● WHAT TO PRODUCE: Filter these entries so that only lines with the word "volných" remain.

━━━━━━━━━━━━━━━━━━━━

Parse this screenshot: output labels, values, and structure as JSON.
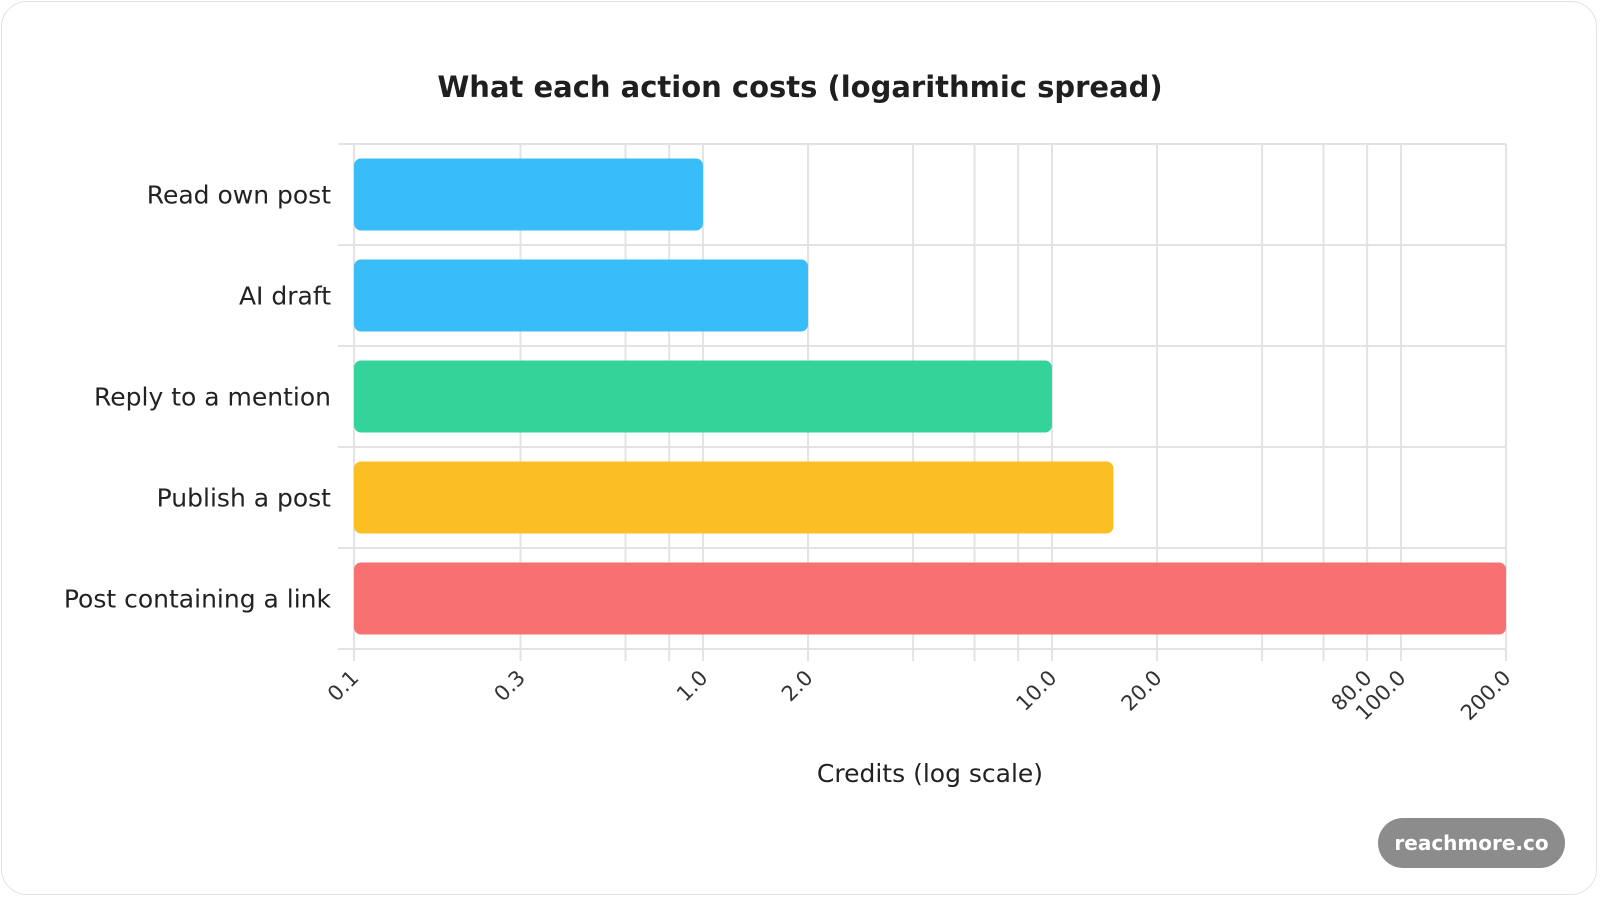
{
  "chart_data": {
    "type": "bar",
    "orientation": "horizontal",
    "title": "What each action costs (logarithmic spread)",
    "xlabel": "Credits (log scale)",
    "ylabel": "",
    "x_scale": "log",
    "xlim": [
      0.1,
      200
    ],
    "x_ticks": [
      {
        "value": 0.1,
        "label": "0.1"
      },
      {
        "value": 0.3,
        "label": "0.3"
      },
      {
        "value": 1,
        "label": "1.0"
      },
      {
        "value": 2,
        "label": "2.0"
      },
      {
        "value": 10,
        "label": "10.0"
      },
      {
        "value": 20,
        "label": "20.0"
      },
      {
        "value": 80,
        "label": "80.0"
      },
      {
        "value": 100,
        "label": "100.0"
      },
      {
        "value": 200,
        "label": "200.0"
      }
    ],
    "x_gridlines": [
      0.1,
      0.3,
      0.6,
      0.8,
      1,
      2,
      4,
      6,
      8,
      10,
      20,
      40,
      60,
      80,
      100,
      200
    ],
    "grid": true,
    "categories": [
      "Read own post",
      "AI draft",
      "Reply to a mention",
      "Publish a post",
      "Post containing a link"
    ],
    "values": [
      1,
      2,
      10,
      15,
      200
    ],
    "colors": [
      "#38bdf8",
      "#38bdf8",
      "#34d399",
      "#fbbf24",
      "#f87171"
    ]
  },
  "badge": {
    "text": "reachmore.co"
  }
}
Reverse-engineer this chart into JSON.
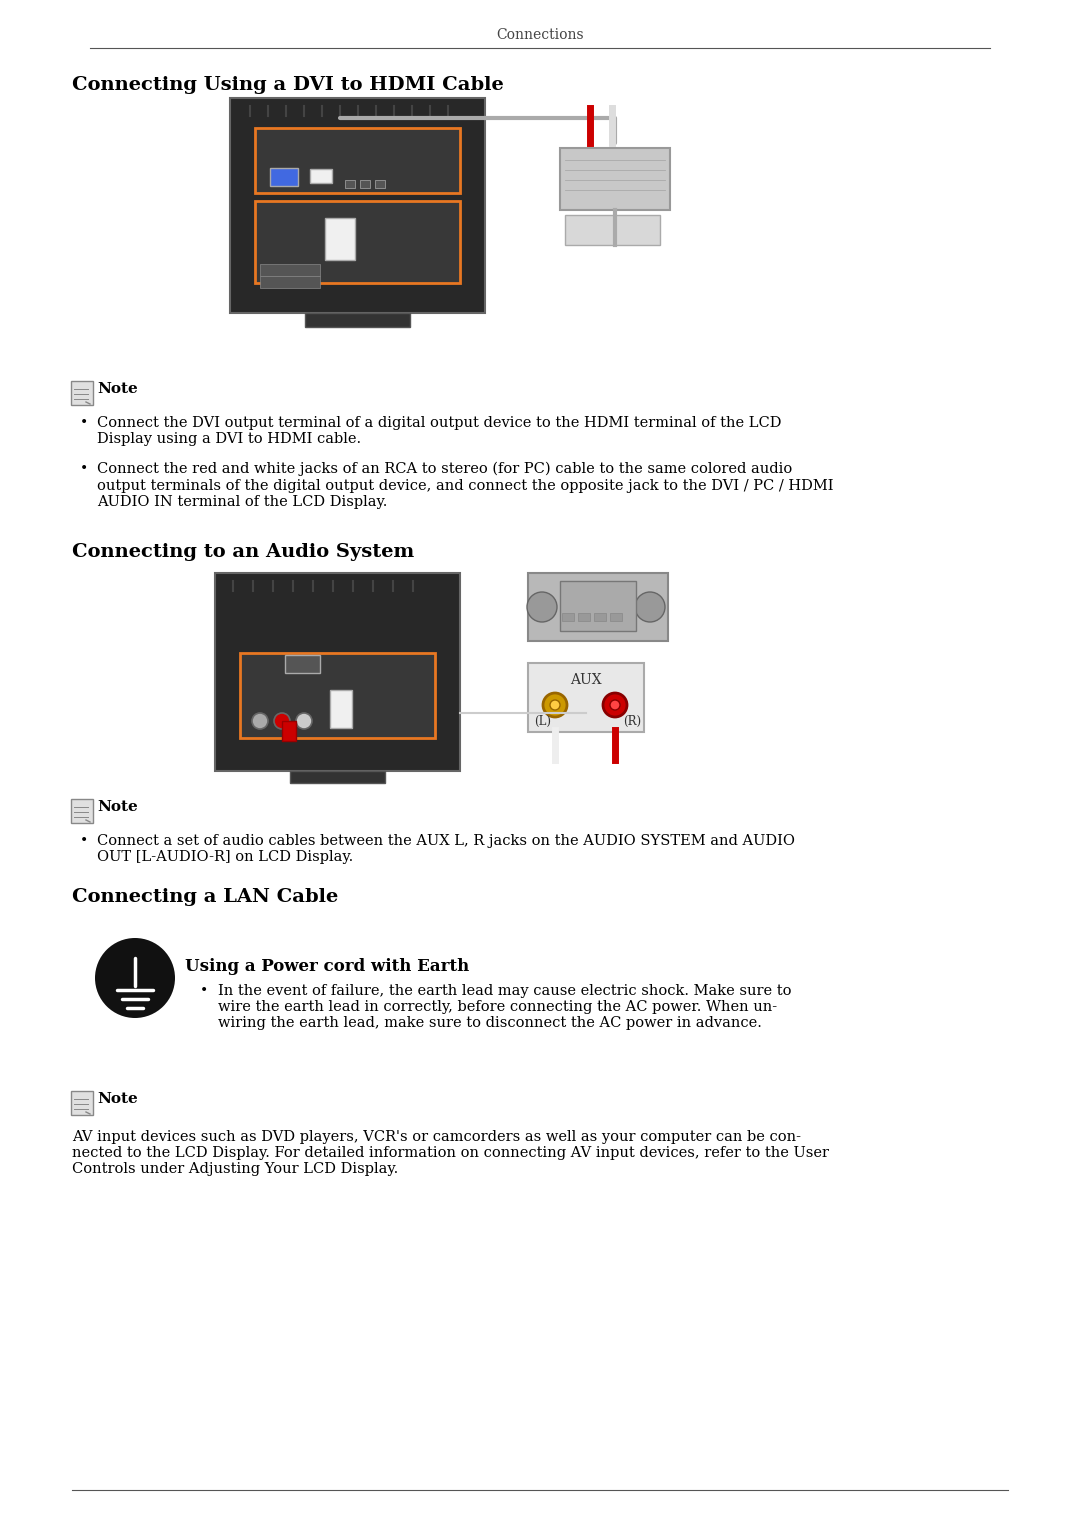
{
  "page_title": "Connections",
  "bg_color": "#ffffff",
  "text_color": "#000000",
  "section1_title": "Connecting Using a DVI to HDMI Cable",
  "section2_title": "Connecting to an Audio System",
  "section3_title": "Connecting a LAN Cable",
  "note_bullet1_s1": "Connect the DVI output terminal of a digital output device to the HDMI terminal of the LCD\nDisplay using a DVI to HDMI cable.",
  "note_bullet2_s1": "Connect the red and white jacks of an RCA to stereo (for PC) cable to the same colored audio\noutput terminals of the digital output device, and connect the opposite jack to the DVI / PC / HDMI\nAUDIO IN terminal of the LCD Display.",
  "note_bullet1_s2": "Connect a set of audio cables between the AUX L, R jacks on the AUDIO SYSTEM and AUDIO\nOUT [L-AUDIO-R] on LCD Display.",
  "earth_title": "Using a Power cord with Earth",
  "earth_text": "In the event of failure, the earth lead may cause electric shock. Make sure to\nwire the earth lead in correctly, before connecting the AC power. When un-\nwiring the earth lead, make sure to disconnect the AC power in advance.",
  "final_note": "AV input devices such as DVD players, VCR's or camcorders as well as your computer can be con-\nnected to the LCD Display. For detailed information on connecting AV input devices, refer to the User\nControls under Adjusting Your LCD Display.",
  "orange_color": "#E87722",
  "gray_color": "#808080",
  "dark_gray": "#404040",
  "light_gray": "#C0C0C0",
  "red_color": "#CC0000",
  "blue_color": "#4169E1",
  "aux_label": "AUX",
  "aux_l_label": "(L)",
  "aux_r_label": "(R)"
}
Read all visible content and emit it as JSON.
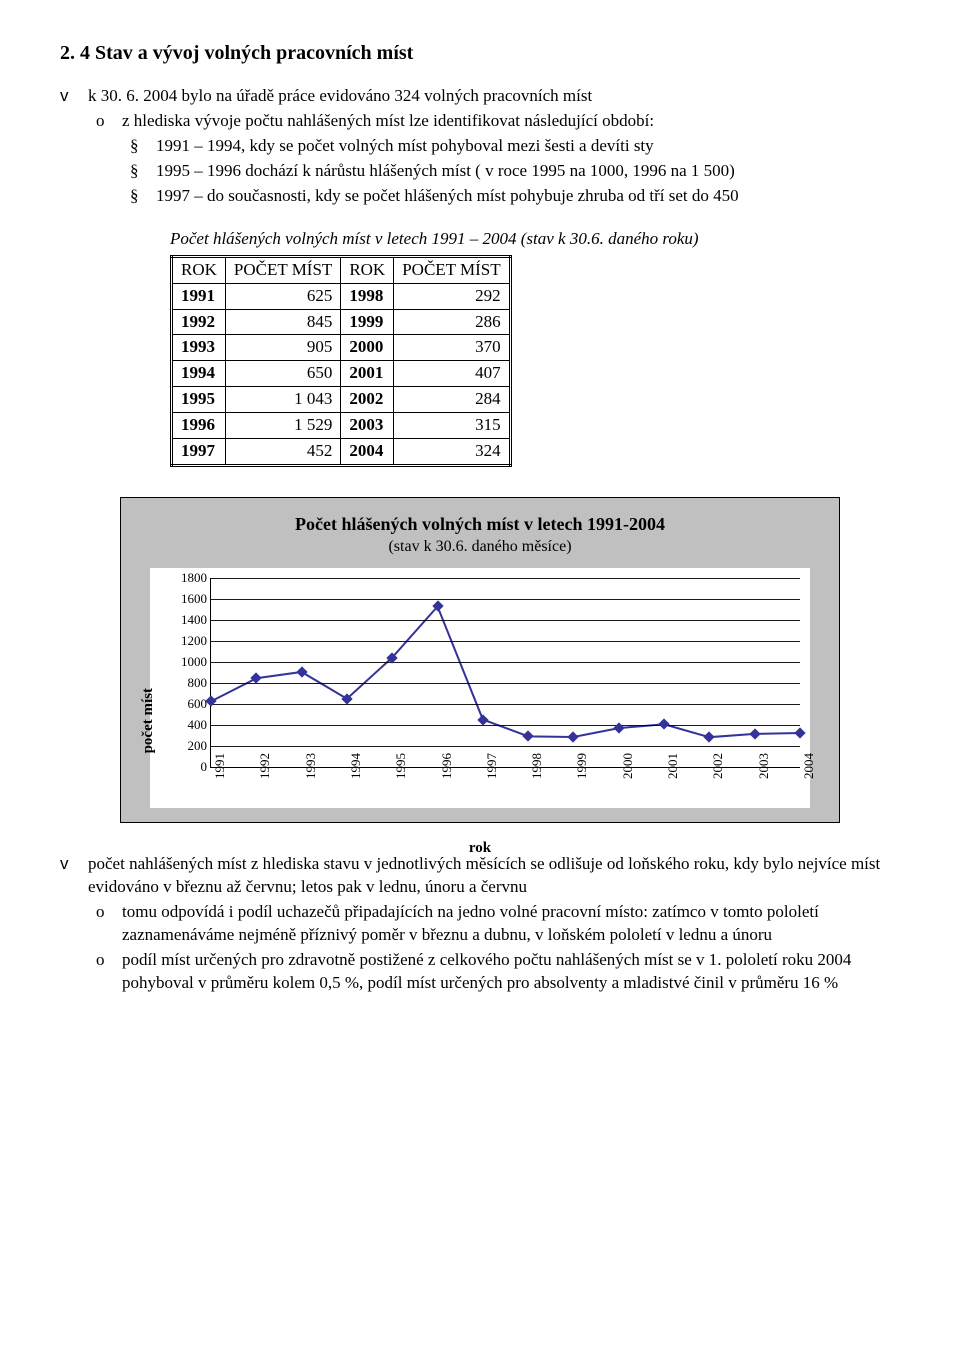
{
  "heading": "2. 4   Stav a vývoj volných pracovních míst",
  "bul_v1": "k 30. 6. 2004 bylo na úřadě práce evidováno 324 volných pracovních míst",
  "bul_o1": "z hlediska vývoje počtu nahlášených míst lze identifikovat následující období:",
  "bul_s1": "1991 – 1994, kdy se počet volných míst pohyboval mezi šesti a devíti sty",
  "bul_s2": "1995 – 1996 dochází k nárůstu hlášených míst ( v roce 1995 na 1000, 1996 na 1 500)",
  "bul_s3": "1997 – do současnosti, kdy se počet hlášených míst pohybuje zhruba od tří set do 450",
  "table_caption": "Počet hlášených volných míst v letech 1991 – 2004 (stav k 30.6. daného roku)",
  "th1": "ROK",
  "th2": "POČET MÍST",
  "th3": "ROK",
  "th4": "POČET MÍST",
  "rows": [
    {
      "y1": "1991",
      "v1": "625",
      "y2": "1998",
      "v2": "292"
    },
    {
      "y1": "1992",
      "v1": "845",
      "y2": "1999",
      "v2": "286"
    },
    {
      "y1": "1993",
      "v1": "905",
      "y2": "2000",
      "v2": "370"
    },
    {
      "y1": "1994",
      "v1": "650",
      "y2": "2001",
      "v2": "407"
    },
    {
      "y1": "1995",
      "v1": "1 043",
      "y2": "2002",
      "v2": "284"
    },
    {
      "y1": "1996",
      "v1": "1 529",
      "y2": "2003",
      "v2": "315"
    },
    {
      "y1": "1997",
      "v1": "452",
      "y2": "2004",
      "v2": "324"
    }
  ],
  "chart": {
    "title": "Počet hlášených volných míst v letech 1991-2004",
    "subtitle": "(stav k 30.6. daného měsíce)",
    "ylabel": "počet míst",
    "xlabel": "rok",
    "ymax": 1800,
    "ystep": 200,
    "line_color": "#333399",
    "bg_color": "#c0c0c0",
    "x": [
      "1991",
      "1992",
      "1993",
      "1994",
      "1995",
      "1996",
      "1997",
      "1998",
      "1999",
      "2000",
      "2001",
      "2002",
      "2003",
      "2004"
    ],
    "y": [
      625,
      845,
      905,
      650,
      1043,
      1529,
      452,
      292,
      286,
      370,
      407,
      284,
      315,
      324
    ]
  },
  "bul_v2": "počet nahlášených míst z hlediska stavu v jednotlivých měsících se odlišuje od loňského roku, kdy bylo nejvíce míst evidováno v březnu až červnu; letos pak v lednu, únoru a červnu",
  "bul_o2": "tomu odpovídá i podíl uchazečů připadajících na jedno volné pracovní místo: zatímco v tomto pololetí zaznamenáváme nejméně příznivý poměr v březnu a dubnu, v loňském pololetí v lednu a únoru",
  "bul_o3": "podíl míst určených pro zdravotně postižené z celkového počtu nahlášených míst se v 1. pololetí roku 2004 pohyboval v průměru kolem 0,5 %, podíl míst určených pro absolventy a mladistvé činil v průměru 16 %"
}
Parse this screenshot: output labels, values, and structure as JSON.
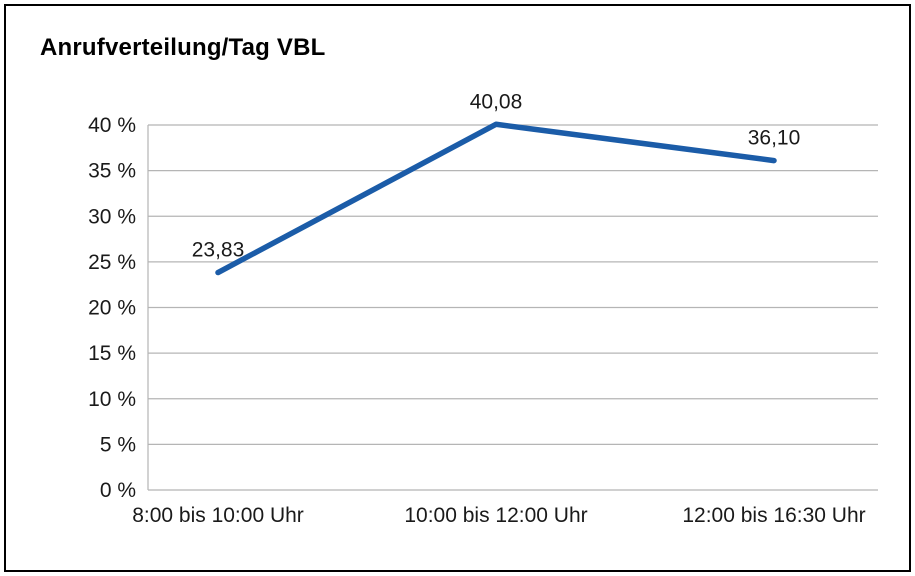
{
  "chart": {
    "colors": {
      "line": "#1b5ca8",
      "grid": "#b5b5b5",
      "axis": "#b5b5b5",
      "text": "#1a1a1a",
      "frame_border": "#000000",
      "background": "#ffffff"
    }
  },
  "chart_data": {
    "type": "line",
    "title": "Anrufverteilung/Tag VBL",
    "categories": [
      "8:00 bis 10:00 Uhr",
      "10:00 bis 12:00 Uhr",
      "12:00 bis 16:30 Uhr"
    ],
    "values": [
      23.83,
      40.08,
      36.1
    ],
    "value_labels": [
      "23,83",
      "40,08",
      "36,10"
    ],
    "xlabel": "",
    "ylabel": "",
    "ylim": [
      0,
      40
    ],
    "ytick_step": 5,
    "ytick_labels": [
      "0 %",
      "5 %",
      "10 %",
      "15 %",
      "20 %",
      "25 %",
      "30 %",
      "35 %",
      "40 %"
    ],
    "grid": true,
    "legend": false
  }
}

━━━━━━━━━━━━━━━━━━━━

● RESULT BELOW:
  "heading": "2. 4   Stav a vývoj volných pracovních míst",
  "bul_v1": "k 30. 6. 2004 bylo na úřadě práce evidováno 324 volných pracovních míst",
  "bul_s1": "1991 – 1994, kdy se počet volných míst pohyboval mezi šesti a devíti sty",
  "table_caption": "Počet hlášených volných míst v letech 1991 – 2004 (stav k 30.6. daného roku)",
    "title": "Počet hlášených volných míst v letech 1991-2004",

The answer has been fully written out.